[start]

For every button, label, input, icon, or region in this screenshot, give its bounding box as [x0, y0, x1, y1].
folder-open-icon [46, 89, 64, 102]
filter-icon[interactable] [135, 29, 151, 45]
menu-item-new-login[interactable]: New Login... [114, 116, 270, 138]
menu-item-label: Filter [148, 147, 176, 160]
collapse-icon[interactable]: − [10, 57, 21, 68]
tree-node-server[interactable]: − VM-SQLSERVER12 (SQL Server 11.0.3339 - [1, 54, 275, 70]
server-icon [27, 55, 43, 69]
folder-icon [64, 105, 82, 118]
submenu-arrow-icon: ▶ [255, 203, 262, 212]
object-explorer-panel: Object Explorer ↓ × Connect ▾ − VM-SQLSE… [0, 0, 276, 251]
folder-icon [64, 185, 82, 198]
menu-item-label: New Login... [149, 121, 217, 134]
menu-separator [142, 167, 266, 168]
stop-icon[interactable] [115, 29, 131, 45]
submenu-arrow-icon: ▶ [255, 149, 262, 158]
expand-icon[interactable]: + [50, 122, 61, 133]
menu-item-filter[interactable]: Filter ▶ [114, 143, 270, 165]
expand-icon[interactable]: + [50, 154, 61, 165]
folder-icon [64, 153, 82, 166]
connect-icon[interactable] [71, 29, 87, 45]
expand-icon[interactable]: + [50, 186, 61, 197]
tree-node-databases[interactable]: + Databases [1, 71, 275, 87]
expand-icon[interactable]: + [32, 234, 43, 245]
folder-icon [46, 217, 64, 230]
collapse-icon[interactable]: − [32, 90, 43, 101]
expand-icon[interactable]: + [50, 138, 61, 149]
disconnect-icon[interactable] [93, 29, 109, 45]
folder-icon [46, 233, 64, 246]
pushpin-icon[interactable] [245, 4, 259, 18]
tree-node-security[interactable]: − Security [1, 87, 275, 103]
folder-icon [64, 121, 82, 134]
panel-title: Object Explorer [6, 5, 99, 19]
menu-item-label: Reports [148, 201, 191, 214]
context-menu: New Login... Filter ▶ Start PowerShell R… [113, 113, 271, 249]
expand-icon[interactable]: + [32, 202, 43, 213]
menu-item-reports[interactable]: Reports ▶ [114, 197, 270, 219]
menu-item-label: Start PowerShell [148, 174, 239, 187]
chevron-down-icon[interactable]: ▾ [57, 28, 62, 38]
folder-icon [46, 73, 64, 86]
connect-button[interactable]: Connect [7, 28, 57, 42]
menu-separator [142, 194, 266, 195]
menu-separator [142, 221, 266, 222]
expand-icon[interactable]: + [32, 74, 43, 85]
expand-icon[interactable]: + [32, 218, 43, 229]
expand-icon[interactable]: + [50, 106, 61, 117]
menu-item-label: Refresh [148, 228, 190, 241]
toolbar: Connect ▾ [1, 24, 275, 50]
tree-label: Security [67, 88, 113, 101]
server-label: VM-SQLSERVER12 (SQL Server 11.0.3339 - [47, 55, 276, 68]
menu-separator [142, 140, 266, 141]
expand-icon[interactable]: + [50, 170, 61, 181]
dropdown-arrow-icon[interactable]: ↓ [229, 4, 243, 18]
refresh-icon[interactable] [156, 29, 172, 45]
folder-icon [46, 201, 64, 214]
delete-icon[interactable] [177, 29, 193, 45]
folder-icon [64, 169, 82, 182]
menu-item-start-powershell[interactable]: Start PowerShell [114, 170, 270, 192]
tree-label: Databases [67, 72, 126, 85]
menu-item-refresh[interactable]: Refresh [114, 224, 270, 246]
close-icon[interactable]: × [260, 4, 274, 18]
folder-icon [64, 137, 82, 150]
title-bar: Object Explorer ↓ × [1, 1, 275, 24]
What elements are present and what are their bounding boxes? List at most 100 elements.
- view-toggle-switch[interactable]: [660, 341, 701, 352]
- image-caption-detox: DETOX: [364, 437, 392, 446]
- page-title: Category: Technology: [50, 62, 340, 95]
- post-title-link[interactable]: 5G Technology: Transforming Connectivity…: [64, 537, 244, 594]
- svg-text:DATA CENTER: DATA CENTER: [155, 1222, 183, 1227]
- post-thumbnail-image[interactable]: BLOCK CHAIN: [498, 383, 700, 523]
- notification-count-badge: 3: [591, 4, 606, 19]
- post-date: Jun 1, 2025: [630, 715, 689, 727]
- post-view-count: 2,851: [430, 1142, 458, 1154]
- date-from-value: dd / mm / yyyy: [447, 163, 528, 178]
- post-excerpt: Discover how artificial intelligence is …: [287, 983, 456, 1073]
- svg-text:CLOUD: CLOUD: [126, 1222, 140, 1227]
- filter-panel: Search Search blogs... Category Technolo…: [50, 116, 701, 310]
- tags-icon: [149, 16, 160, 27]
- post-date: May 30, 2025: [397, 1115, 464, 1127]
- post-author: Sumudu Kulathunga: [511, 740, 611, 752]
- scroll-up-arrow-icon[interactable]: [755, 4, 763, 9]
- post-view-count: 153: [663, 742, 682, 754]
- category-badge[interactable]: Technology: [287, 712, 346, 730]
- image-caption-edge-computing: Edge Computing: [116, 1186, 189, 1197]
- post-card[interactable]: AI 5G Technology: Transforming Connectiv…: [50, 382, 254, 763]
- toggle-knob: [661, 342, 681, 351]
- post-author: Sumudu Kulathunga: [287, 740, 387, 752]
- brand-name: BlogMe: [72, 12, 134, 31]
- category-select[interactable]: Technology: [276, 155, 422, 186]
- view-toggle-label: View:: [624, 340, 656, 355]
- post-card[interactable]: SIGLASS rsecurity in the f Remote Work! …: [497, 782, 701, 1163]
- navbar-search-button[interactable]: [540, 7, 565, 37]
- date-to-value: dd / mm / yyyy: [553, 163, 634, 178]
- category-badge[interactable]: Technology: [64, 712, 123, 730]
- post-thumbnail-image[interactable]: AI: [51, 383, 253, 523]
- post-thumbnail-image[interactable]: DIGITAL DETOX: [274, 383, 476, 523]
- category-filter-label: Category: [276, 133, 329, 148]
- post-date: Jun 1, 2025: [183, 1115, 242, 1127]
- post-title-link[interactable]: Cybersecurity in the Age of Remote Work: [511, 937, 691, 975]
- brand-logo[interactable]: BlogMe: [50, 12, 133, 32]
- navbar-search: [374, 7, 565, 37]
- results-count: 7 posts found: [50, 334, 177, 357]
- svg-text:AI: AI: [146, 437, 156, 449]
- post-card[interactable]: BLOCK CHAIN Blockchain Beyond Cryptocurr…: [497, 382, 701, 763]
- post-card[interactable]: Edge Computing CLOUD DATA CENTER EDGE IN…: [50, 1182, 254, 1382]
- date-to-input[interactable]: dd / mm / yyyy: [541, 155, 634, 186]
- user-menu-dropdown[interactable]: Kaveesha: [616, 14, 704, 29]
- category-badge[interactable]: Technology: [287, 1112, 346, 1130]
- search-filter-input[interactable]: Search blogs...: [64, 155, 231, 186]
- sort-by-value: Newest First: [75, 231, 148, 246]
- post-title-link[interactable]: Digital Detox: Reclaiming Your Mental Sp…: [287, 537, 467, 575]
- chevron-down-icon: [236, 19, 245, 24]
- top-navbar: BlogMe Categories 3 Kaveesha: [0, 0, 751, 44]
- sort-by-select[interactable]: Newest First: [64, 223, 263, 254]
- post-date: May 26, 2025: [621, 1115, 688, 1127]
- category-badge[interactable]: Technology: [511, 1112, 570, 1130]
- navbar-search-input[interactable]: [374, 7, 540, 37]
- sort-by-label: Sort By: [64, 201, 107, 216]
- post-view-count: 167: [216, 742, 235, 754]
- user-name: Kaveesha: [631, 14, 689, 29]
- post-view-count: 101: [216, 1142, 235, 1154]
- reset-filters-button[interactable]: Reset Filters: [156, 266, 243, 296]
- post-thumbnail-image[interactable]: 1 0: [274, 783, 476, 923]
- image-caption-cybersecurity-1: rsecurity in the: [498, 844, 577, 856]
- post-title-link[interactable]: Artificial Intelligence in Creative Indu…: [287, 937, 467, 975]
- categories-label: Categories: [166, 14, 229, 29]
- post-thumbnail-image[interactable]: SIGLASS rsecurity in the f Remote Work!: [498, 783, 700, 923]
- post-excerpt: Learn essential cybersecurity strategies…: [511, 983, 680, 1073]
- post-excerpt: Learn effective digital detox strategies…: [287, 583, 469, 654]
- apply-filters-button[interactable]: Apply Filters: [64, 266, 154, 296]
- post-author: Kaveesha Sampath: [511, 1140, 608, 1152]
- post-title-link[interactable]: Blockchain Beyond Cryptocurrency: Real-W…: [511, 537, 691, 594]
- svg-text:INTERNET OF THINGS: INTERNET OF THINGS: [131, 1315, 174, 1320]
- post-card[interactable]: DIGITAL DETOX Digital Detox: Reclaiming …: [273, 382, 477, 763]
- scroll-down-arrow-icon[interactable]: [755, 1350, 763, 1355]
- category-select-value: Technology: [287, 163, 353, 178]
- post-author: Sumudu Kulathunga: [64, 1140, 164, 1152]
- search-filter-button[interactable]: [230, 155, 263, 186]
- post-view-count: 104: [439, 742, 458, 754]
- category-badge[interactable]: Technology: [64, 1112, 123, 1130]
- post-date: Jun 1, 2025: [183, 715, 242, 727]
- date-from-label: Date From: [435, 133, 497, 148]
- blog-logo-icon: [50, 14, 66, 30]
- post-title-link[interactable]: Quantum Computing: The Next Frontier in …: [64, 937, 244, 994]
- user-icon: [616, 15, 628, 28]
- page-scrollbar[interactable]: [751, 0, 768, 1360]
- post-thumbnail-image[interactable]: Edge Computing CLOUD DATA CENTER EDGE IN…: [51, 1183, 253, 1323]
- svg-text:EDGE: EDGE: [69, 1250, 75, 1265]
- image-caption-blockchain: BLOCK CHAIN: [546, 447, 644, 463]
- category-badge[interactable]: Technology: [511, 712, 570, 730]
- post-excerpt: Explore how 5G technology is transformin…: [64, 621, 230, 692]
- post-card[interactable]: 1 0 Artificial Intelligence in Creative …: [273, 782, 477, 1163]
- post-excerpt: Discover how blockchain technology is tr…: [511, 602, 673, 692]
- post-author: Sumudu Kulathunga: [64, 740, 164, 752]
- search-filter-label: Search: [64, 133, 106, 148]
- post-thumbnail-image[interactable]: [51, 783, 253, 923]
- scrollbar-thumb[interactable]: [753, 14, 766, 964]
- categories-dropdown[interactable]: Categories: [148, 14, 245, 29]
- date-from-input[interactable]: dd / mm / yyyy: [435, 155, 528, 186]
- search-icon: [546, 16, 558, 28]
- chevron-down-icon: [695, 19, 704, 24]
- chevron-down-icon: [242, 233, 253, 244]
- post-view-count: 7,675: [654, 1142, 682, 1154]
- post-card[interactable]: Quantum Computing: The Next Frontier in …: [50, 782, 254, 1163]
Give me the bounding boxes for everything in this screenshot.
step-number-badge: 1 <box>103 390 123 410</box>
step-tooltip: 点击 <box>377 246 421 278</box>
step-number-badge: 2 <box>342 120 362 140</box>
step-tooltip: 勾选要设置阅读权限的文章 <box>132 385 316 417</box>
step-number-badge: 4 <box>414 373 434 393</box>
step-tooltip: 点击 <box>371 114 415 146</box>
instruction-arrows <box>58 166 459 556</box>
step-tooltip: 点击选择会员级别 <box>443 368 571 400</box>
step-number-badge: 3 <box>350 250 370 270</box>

[end]

**Aim**: Turn the lines of the listing, from its first line through the line containing "folder-icon [64, 185, 82, 198]", into a JSON list of strings with one string per line and blank lines left out.

**Result for this exercise**:
[
  "For every button, label, input, icon, or region in this screenshot, give its bounding box as [x0, y0, x1, y1].",
  "folder-open-icon [46, 89, 64, 102]",
  "filter-icon[interactable] [135, 29, 151, 45]",
  "menu-item-new-login[interactable]: New Login... [114, 116, 270, 138]",
  "menu-item-label: Filter [148, 147, 176, 160]",
  "collapse-icon[interactable]: − [10, 57, 21, 68]",
  "tree-node-server[interactable]: − VM-SQLSERVER12 (SQL Server 11.0.3339 - [1, 54, 275, 70]",
  "server-icon [27, 55, 43, 69]",
  "folder-icon [64, 105, 82, 118]",
  "submenu-arrow-icon: ▶ [255, 203, 262, 212]",
  "object-explorer-panel: Object Explorer ↓ × Connect ▾ − VM-SQLSE… [0, 0, 276, 251]",
  "folder-icon [64, 185, 82, 198]"
]